What the task requires
Please print every record below exactly as it appears.

Data records
*-*-*
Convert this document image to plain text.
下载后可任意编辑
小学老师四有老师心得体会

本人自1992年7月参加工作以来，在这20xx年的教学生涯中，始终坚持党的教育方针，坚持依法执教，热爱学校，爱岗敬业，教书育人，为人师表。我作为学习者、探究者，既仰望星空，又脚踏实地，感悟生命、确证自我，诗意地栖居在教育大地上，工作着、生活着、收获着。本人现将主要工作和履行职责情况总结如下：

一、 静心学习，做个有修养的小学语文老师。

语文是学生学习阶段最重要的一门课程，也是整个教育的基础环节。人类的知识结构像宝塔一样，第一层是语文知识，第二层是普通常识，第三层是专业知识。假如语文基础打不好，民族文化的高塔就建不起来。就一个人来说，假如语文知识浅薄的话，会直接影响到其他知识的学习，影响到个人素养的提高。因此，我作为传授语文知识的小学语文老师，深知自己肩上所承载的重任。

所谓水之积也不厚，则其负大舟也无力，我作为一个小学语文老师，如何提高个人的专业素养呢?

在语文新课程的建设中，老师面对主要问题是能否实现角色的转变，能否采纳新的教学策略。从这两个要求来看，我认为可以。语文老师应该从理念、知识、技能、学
*-*-*
Solution below
Convert this document image to plain text.
下载后可任意编辑
小学老师四有老师心得体会

本人自1992年7月参加工作以来，在这20xx年的教学生涯中，始终坚持党的教育方针，坚持依法执教，热爱学校，爱岗敬业，教书育人，为人师表。我作为学习者、探究者，既仰望星空，又脚踏实地，感悟生命、确证自我，诗意地栖居在教育大地上，工作着、生活着、收获着。本人现将主要工作和履行职责情况总结如下：

一、 静心学习，做个有修养的小学语文老师。

语文是学生学习阶段最重要的一门课程，也是整个教育的基础环节。人类的知识结构像宝塔一样，第一层是语文知识，第二层是普通常识，第三层是专业知识。假如语文基础打不好，民族文化的高塔就建不起来。就一个人来说，假如语文知识浅薄的话，会直接影响到其他知识的学习，影响到个人素养的提高。因此，我作为传授语文知识的小学语文老师，深知自己肩上所承载的重任。

所谓水之积也不厚，则其负大舟也无力，我作为一个小学语文老师，如何提高个人的专业素养呢?

在语文新课程的建设中，老师面对主要问题是能否实现角色的转变，能否采纳新的教学策略。从这两个要求来看，我认为可以。语文老师应该从理念、知识、技能、学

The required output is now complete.